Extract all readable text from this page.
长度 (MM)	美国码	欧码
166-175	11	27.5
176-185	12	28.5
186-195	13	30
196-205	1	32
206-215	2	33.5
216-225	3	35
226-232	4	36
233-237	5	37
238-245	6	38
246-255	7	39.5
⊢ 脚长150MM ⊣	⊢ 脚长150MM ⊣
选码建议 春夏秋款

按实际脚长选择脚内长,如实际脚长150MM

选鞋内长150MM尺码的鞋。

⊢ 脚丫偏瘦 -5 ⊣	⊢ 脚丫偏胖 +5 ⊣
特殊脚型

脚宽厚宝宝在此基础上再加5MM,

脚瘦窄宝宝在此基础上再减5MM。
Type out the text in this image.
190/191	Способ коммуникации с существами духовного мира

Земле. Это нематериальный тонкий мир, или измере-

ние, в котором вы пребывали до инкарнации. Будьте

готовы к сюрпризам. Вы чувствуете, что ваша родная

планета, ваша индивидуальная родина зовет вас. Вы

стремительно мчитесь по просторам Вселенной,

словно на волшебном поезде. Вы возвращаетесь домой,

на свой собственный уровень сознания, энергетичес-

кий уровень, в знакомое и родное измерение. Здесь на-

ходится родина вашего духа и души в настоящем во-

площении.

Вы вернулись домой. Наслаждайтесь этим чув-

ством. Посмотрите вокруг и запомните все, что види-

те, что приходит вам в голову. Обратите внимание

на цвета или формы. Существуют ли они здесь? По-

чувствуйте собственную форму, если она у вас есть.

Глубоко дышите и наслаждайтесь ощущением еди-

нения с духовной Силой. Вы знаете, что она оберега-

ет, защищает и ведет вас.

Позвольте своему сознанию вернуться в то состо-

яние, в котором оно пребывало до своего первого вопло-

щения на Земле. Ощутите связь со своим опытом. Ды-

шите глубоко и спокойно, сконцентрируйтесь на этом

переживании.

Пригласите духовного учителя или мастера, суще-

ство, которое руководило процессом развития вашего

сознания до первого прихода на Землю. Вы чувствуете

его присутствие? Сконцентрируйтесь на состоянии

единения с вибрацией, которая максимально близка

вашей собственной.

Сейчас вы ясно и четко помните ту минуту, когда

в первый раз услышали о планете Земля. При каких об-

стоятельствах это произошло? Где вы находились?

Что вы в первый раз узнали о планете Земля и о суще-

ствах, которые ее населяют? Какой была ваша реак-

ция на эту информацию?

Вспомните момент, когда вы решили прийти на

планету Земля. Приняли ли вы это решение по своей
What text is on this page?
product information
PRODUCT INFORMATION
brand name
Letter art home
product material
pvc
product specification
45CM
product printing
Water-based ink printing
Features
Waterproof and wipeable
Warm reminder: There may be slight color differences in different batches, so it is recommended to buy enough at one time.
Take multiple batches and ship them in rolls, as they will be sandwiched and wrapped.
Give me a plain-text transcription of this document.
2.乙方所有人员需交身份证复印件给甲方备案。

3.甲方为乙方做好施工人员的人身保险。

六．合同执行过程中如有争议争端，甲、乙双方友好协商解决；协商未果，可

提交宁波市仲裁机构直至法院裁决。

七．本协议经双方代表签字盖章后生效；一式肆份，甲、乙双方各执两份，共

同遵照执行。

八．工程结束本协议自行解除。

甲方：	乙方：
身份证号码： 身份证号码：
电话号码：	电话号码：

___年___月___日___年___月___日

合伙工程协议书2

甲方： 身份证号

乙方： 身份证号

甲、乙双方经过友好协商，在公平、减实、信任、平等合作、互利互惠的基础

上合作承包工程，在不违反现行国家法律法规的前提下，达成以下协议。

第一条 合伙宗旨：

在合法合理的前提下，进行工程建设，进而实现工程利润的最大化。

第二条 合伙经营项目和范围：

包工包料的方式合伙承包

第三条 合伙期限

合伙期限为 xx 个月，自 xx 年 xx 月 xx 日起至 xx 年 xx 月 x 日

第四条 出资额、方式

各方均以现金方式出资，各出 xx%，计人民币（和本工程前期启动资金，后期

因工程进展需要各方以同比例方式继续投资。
· · ·
Set problem: Write out every entry above, word for word.

Solution for this task:
Extract all readable text from this page.
长度 (MM)	美国码	欧码
166-175	11	27.5
176-185	12	28.5
186-195	13	30
196-205	1	32
206-215	2	33.5
216-225	3	35
226-232	4	36
233-237	5	37
238-245	6	38
246-255	7	39.5
⊢ 脚长150MM ⊣	⊢ 脚长150MM ⊣
选码建议 春夏秋款

按实际脚长选择脚内长,如实际脚长150MM

选鞋内长150MM尺码的鞋。

⊢ 脚丫偏瘦 -5 ⊣	⊢ 脚丫偏胖 +5 ⊣
特殊脚型

脚宽厚宝宝在此基础上再加5MM,

脚瘦窄宝宝在此基础上再减5MM。
Type out the text in this image.
190/191	Способ коммуникации с существами духовного мира

Земле. Это нематериальный тонкий мир, или измере-

ние, в котором вы пребывали до инкарнации. Будьте

готовы к сюрпризам. Вы чувствуете, что ваша родная

планета, ваша индивидуальная родина зовет вас. Вы

стремительно мчитесь по просторам Вселенной,

словно на волшебном поезде. Вы возвращаетесь домой,

на свой собственный уровень сознания, энергетичес-

кий уровень, в знакомое и родное измерение. Здесь на-

ходится родина вашего духа и души в настоящем во-

площении.

Вы вернулись домой. Наслаждайтесь этим чув-

ством. Посмотрите вокруг и запомните все, что види-

те, что приходит вам в голову. Обратите внимание

на цвета или формы. Существуют ли они здесь? По-

чувствуйте собственную форму, если она у вас есть.

Глубоко дышите и наслаждайтесь ощущением еди-

нения с духовной Силой. Вы знаете, что она оберега-

ет, защищает и ведет вас.

Позвольте своему сознанию вернуться в то состо-

яние, в котором оно пребывало до своего первого вопло-

щения на Земле. Ощутите связь со своим опытом. Ды-

шите глубоко и спокойно, сконцентрируйтесь на этом

переживании.

Пригласите духовного учителя или мастера, суще-

ство, которое руководило процессом развития вашего

сознания до первого прихода на Землю. Вы чувствуете

его присутствие? Сконцентрируйтесь на состоянии

единения с вибрацией, которая максимально близка

вашей собственной.

Сейчас вы ясно и четко помните ту минуту, когда

в первый раз услышали о планете Земля. При каких об-

стоятельствах это произошло? Где вы находились?

Что вы в первый раз узнали о планете Земля и о суще-

ствах, которые ее населяют? Какой была ваша реак-

ция на эту информацию?

Вспомните момент, когда вы решили прийти на

планету Земля. Приняли ли вы это решение по своей
What text is on this page?
product information
PRODUCT INFORMATION
brand name
Letter art home
product material
pvc
product specification
45CM
product printing
Water-based ink printing
Features
Waterproof and wipeable
Warm reminder: There may be slight color differences in different batches, so it is recommended to buy enough at one time.
Take multiple batches and ship them in rolls, as they will be sandwiched and wrapped.
Give me a plain-text transcription of this document.
2.乙方所有人员需交身份证复印件给甲方备案。

3.甲方为乙方做好施工人员的人身保险。

六．合同执行过程中如有争议争端，甲、乙双方友好协商解决；协商未果，可

提交宁波市仲裁机构直至法院裁决。

七．本协议经双方代表签字盖章后生效；一式肆份，甲、乙双方各执两份，共

同遵照执行。

八．工程结束本协议自行解除。

甲方：	乙方：
身份证号码： 身份证号码：
电话号码：	电话号码：

___年___月___日___年___月___日

合伙工程协议书2

甲方： 身份证号

乙方： 身份证号

甲、乙双方经过友好协商，在公平、减实、信任、平等合作、互利互惠的基础

上合作承包工程，在不违反现行国家法律法规的前提下，达成以下协议。

第一条 合伙宗旨：

在合法合理的前提下，进行工程建设，进而实现工程利润的最大化。

第二条 合伙经营项目和范围：

包工包料的方式合伙承包

第三条 合伙期限

合伙期限为 xx 个月，自 xx 年 xx 月 xx 日起至 xx 年 xx 月 x 日

第四条 出资额、方式

各方均以现金方式出资，各出 xx%，计人民币（和本工程前期启动资金，后期

因工程进展需要各方以同比例方式继续投资。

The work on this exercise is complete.